[Directive]
Each record below must be returned exactly as shown.

***** Data in this exercise

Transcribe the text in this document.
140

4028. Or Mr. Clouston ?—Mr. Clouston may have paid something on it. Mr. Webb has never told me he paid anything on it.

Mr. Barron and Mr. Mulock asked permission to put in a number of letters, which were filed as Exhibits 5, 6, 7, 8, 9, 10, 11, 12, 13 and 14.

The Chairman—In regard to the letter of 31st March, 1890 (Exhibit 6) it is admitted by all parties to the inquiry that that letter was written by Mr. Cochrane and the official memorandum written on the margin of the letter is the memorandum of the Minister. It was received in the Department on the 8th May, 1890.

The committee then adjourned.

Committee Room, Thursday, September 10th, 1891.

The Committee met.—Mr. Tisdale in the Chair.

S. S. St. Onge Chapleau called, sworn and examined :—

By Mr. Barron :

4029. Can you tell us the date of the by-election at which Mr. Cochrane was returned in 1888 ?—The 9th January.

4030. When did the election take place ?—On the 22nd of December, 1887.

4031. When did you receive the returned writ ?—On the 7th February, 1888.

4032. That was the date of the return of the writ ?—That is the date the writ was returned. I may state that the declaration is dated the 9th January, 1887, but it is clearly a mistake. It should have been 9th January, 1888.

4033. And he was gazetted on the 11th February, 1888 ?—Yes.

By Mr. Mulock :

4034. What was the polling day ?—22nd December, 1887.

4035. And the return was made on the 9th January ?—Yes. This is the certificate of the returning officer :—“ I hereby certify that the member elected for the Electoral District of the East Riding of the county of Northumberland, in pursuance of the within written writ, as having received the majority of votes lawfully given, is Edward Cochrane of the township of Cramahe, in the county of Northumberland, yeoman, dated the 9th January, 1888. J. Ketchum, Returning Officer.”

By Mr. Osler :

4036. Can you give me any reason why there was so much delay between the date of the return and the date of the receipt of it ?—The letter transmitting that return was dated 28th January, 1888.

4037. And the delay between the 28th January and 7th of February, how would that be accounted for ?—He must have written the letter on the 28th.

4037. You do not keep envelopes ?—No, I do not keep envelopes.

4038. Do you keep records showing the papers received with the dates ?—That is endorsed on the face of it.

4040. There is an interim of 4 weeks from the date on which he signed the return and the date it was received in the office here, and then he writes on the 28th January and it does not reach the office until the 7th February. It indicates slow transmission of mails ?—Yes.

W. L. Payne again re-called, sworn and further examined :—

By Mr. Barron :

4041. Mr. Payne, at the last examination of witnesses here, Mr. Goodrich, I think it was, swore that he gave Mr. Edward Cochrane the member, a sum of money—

**********

[Answer to this problem]
Transcribe the text in this document.
140

4028. Or Mr. Clouston ?—Mr. Clouston may have paid something on it. Mr. Webb has never told me he paid anything on it.

Mr. Barron and Mr. Mulock asked permission to put in a number of letters, which were filed as Exhibits 5, 6, 7, 8, 9, 10, 11, 12, 13 and 14.

The Chairman—In regard to the letter of 31st March, 1890 (Exhibit 6) it is admitted by all parties to the inquiry that that letter was written by Mr. Cochrane and the official memorandum written on the margin of the letter is the memorandum of the Minister. It was received in the Department on the 8th May, 1890.

The committee then adjourned.

Committee Room, Thursday, September 10th, 1891.

The Committee met.—Mr. Tisdale in the Chair.

S. S. St. Onge Chapleau called, sworn and examined :—

By Mr. Barron :

4029. Can you tell us the date of the by-election at which Mr. Cochrane was returned in 1888 ?—The 9th January.

4030. When did the election take place ?—On the 22nd of December, 1887.

4031. When did you receive the returned writ ?—On the 7th February, 1888.

4032. That was the date of the return of the writ ?—That is the date the writ was returned. I may state that the declaration is dated the 9th January, 1887, but it is clearly a mistake. It should have been 9th January, 1888.

4033. And he was gazetted on the 11th February, 1888 ?—Yes.

By Mr. Mulock :

4034. What was the polling day ?—22nd December, 1887.

4035. And the return was made on the 9th January ?—Yes. This is the certificate of the returning officer :—“ I hereby certify that the member elected for the Electoral District of the East Riding of the county of Northumberland, in pursuance of the within written writ, as having received the majority of votes lawfully given, is Edward Cochrane of the township of Cramahe, in the county of Northumberland, yeoman, dated the 9th January, 1888. J. Ketchum, Returning Officer.”

By Mr. Osler :

4036. Can you give me any reason why there was so much delay between the date of the return and the date of the receipt of it ?—The letter transmitting that return was dated 28th January, 1888.

4037. And the delay between the 28th January and 7th of February, how would that be accounted for ?—He must have written the letter on the 28th.

4037. You do not keep envelopes ?—No, I do not keep envelopes.

4038. Do you keep records showing the papers received with the dates ?—That is endorsed on the face of it.

4040. There is an interim of 4 weeks from the date on which he signed the return and the date it was received in the office here, and then he writes on the 28th January and it does not reach the office until the 7th February. It indicates slow transmission of mails ?—Yes.

W. L. Payne again re-called, sworn and further examined :—

By Mr. Barron :

4041. Mr. Payne, at the last examination of witnesses here, Mr. Goodrich, I think it was, swore that he gave Mr. Edward Cochrane the member, a sum of money—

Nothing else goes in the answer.